### Exercise material
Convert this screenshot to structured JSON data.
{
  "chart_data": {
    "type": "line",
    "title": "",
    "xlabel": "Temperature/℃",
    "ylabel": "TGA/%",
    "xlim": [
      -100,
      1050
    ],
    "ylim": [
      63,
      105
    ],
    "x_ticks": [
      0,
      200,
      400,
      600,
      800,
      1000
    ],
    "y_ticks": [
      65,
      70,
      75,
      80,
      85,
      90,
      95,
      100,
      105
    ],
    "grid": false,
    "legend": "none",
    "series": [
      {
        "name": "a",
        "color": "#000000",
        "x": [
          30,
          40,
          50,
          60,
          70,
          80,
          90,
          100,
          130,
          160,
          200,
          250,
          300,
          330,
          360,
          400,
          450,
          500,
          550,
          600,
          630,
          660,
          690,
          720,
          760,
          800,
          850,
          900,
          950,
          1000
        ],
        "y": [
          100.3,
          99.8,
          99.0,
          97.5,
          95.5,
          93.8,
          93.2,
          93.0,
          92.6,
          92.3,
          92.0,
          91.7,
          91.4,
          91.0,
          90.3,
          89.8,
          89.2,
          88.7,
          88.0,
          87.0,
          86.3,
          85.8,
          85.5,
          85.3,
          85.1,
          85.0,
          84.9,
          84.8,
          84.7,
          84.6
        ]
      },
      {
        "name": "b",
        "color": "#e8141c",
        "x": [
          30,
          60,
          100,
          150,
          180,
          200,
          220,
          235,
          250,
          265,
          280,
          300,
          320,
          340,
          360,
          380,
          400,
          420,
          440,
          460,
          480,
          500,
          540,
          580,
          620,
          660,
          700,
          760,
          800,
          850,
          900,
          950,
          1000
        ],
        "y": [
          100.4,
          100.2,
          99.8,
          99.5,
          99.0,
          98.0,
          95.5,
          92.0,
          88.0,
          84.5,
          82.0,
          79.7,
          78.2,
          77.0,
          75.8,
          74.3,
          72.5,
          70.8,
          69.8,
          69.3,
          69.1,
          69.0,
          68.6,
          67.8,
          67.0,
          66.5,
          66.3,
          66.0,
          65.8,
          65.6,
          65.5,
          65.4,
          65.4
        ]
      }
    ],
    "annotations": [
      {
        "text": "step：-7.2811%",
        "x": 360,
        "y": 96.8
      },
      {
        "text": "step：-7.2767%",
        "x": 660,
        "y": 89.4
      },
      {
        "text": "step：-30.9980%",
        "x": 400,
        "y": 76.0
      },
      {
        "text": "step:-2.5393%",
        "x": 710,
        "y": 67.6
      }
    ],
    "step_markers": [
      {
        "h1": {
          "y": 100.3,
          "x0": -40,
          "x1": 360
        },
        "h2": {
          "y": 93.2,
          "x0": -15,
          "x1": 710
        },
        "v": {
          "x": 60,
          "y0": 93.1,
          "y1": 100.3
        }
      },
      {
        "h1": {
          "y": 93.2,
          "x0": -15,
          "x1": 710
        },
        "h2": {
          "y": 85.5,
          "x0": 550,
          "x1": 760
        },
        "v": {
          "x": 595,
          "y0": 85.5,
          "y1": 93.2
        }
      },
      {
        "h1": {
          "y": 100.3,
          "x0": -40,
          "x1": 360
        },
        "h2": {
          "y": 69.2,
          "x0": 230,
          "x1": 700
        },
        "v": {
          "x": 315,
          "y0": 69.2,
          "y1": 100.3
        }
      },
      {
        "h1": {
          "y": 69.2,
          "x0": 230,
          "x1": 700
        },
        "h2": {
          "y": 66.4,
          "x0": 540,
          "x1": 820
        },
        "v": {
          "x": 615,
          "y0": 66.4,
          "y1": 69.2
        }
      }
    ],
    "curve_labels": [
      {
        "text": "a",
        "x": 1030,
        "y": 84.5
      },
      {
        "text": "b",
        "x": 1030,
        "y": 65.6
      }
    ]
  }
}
######
What the task requires: In the listing above, locate each line with "text" and copy it.

Output for this task:
        "text": "step：-7.2811%",
        "text": "step：-7.2767%",
        "text": "step：-30.9980%",
        "text": "step:-2.5393%",
        "text": "a",
        "text": "b",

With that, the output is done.